>>>>>

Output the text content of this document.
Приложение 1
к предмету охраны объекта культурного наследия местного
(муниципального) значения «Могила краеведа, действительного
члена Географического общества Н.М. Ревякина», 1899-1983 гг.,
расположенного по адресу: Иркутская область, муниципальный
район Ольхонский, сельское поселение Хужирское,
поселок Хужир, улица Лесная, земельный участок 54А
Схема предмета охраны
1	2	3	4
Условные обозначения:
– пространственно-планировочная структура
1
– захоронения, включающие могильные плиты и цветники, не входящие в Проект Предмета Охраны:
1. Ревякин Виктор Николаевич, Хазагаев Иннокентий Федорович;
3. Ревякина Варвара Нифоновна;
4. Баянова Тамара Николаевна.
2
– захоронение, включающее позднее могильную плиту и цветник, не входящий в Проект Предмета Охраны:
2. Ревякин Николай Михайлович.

<<<<<
>>>>>

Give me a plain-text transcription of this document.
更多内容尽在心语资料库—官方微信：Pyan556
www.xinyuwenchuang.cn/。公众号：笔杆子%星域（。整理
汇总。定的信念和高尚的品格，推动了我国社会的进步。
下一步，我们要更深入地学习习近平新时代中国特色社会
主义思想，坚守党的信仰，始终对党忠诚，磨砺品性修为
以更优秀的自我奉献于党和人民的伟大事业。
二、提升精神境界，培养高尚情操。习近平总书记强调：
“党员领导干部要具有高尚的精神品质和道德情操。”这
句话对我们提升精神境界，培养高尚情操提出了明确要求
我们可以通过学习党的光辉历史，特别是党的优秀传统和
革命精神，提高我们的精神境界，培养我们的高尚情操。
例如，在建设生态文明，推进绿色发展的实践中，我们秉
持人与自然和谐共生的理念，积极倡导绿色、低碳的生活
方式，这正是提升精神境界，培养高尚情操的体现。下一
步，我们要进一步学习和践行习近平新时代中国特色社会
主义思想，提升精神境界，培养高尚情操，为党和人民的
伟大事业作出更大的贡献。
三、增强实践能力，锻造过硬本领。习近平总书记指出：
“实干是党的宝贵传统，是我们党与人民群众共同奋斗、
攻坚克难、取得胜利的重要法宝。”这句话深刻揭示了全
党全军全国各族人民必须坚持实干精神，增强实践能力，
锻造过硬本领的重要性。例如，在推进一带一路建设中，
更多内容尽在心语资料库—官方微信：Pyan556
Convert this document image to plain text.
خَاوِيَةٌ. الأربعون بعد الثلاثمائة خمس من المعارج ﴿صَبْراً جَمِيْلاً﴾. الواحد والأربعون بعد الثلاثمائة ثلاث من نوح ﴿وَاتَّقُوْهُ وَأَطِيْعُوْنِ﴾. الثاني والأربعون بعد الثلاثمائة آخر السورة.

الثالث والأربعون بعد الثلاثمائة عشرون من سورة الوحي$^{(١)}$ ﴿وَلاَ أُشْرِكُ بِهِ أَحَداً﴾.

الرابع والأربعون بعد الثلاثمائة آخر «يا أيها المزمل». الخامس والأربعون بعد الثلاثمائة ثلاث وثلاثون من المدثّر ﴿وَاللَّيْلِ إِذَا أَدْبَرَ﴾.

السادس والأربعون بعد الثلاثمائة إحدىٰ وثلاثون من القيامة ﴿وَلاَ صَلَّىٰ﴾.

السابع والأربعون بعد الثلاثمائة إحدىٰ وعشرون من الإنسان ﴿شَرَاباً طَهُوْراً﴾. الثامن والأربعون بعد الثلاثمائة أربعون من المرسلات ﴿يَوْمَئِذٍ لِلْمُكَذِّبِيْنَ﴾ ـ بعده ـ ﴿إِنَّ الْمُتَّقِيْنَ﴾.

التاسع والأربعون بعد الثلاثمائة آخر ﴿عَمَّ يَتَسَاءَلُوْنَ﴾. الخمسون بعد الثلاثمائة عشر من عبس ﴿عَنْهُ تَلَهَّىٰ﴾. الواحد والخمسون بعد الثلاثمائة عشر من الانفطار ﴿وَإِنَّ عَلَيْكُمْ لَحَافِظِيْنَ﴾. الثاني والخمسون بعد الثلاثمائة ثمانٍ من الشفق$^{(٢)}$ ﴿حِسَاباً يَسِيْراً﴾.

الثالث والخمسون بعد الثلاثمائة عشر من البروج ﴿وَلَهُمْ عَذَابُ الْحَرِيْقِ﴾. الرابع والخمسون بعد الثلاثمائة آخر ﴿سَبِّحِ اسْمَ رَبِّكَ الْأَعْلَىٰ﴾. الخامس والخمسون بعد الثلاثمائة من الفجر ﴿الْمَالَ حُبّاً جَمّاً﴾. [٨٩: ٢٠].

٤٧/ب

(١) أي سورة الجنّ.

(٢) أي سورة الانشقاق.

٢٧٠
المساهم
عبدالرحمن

<<<<<
>>>>>

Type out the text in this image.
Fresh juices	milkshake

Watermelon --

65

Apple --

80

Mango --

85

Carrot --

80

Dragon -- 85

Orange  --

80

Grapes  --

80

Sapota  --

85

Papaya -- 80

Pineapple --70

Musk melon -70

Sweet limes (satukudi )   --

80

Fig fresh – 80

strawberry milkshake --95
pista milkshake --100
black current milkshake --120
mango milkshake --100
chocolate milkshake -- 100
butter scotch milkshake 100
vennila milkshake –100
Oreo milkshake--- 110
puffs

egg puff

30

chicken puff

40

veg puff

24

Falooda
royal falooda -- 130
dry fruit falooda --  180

<<<<<

» EXERCISE INSTRUCTIONS:
Copy the lines from the entries above in which the word "milkshake" appears.

» FINAL RESULT:
Fresh juices	milkshake
strawberry milkshake --95
pista milkshake --100
black current milkshake --120
mango milkshake --100
chocolate milkshake -- 100
butter scotch milkshake 100
vennila milkshake –100
Oreo milkshake--- 110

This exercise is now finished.